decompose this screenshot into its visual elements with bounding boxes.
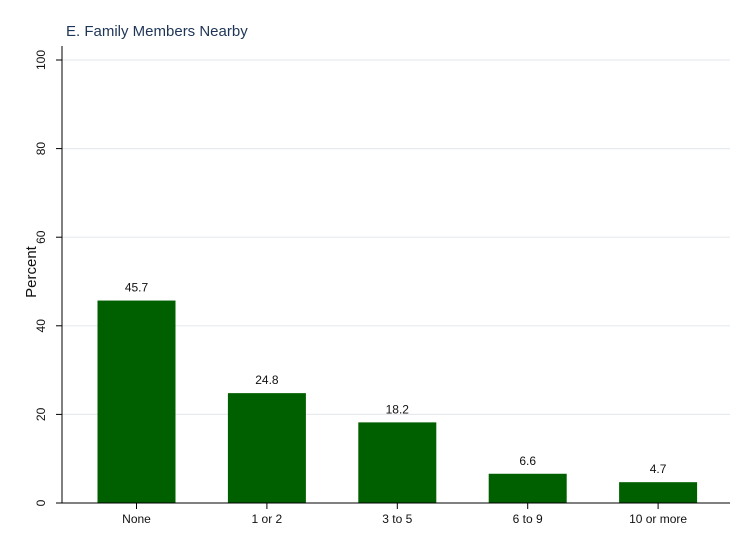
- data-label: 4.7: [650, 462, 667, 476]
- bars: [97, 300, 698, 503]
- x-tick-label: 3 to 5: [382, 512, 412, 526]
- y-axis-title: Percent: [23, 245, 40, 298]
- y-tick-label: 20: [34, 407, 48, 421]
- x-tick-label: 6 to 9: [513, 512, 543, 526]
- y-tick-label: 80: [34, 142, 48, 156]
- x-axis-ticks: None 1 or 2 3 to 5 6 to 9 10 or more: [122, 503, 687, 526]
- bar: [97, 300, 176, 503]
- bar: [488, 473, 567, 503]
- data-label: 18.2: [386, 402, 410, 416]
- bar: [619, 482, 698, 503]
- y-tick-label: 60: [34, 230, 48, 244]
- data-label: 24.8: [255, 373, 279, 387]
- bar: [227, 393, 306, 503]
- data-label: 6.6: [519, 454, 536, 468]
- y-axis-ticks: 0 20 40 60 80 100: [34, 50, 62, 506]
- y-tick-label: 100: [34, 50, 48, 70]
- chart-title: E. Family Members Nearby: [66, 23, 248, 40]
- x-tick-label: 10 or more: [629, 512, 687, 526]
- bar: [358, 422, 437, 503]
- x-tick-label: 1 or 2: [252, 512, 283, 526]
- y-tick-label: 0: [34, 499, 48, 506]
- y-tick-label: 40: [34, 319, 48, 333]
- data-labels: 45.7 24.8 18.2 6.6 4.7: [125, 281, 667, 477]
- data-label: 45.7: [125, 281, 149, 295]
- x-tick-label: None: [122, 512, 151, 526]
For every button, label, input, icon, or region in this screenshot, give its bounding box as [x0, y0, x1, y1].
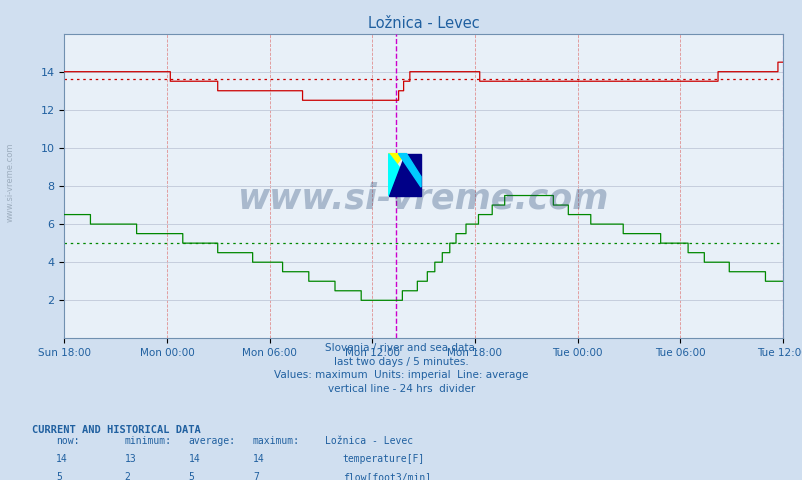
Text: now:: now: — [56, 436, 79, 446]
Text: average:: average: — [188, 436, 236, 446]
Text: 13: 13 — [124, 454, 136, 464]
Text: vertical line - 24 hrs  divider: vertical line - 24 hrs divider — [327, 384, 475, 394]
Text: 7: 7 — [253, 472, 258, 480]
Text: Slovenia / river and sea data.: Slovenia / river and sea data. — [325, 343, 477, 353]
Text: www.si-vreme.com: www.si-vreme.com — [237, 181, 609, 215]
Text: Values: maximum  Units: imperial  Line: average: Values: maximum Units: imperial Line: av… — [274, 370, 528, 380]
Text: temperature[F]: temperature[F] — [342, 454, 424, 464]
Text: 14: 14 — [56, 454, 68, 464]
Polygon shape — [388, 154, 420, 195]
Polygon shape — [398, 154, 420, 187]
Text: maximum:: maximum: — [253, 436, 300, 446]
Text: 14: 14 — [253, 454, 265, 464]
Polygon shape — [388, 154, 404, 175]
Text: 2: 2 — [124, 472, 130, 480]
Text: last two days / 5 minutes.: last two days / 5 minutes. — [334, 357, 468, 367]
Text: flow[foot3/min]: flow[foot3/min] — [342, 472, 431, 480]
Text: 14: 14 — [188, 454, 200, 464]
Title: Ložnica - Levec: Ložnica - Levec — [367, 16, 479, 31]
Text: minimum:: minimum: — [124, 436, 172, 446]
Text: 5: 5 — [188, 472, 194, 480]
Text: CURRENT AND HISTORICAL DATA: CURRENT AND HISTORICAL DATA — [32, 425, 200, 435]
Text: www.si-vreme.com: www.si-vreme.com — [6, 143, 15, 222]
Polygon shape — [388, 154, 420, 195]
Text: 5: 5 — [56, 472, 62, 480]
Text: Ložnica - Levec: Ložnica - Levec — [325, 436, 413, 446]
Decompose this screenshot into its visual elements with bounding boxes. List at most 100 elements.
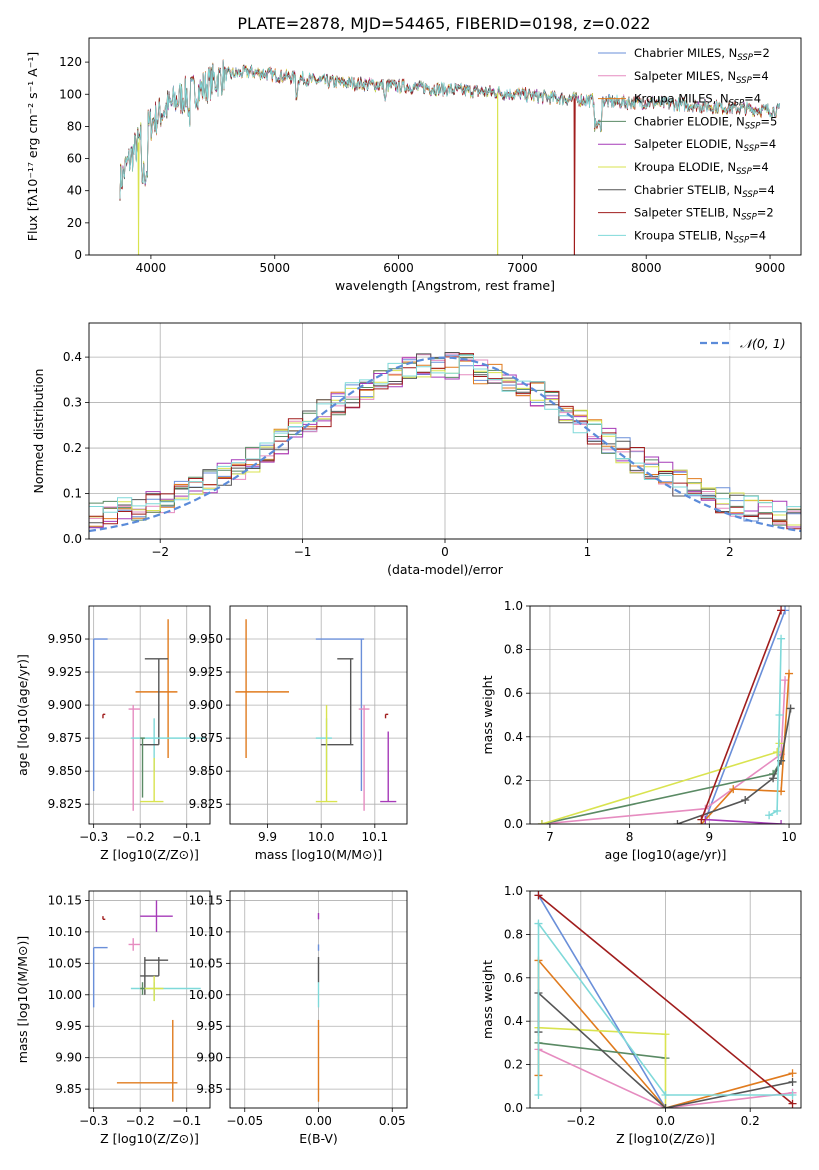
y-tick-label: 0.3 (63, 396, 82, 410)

- - -

■ **INSTRUCTIONS FOR THE TASK**
Reproduce every row above verbatim, leaving out the pictures.

■ **EXPECTED OUTPUT**
decompose this screenshot into its visual elements with bounding boxes.
- data-label: 4.7: [650, 462, 667, 476]
- bars: [97, 300, 698, 503]
- x-tick-label: 3 to 5: [382, 512, 412, 526]
- y-axis-title: Percent: [23, 245, 40, 298]
- y-tick-label: 20: [34, 407, 48, 421]
- x-tick-label: 6 to 9: [513, 512, 543, 526]
- y-tick-label: 80: [34, 142, 48, 156]
- x-axis-ticks: None 1 or 2 3 to 5 6 to 9 10 or more: [122, 503, 687, 526]
- bar: [97, 300, 176, 503]
- bar: [488, 473, 567, 503]
- data-label: 18.2: [386, 402, 410, 416]
- bar: [619, 482, 698, 503]
- y-tick-label: 60: [34, 230, 48, 244]
- data-label: 24.8: [255, 373, 279, 387]
- bar: [227, 393, 306, 503]
- data-label: 6.6: [519, 454, 536, 468]
- y-axis-ticks: 0 20 40 60 80 100: [34, 50, 62, 506]
- y-tick-label: 100: [34, 50, 48, 70]
- chart-title: E. Family Members Nearby: [66, 23, 248, 40]
- x-tick-label: 10 or more: [629, 512, 687, 526]
- bar: [358, 422, 437, 503]
- x-tick-label: 1 or 2: [252, 512, 283, 526]
- y-tick-label: 0: [34, 499, 48, 506]
- y-tick-label: 40: [34, 319, 48, 333]
- data-labels: 45.7 24.8 18.2 6.6 4.7: [125, 281, 667, 477]
- data-label: 45.7: [125, 281, 149, 295]
- x-tick-label: None: [122, 512, 151, 526]
For every button, label, input, icon, or region in this screenshot, give its bounding box as [x0, y0, x1, y1].
Text: now:: now: — [56, 436, 79, 446]
Text: average:: average: — [188, 436, 236, 446]
Text: 13: 13 — [124, 454, 136, 464]
Text: vertical line - 24 hrs  divider: vertical line - 24 hrs divider — [327, 384, 475, 394]
Text: 7: 7 — [253, 472, 258, 480]
Text: Slovenia / river and sea data.: Slovenia / river and sea data. — [325, 343, 477, 353]
Text: www.si-vreme.com: www.si-vreme.com — [237, 181, 609, 215]
Text: Values: maximum  Units: imperial  Line: average: Values: maximum Units: imperial Line: av… — [274, 370, 528, 380]
Text: temperature[F]: temperature[F] — [342, 454, 424, 464]
Text: 14: 14 — [56, 454, 68, 464]
Polygon shape — [388, 154, 420, 195]
Polygon shape — [398, 154, 420, 187]
Text: maximum:: maximum: — [253, 436, 300, 446]
Text: 14: 14 — [253, 454, 265, 464]
Polygon shape — [388, 154, 404, 175]
Text: 2: 2 — [124, 472, 130, 480]
Text: last two days / 5 minutes.: last two days / 5 minutes. — [334, 357, 468, 367]
Text: flow[foot3/min]: flow[foot3/min] — [342, 472, 431, 480]
Text: 14: 14 — [188, 454, 200, 464]
Title: Ložnica - Levec: Ložnica - Levec — [367, 16, 479, 31]
Text: minimum:: minimum: — [124, 436, 172, 446]
Text: 5: 5 — [188, 472, 194, 480]
Text: CURRENT AND HISTORICAL DATA: CURRENT AND HISTORICAL DATA — [32, 425, 200, 435]
Text: www.si-vreme.com: www.si-vreme.com — [6, 143, 15, 222]
Polygon shape — [388, 154, 420, 195]
Text: 5: 5 — [56, 472, 62, 480]
Text: Ložnica - Levec: Ložnica - Levec — [325, 436, 413, 446]
Decompose this screenshot into its visual elements with bounding boxes. List at most 100 elements.
y-tick-label: 0.3 (63, 396, 82, 410)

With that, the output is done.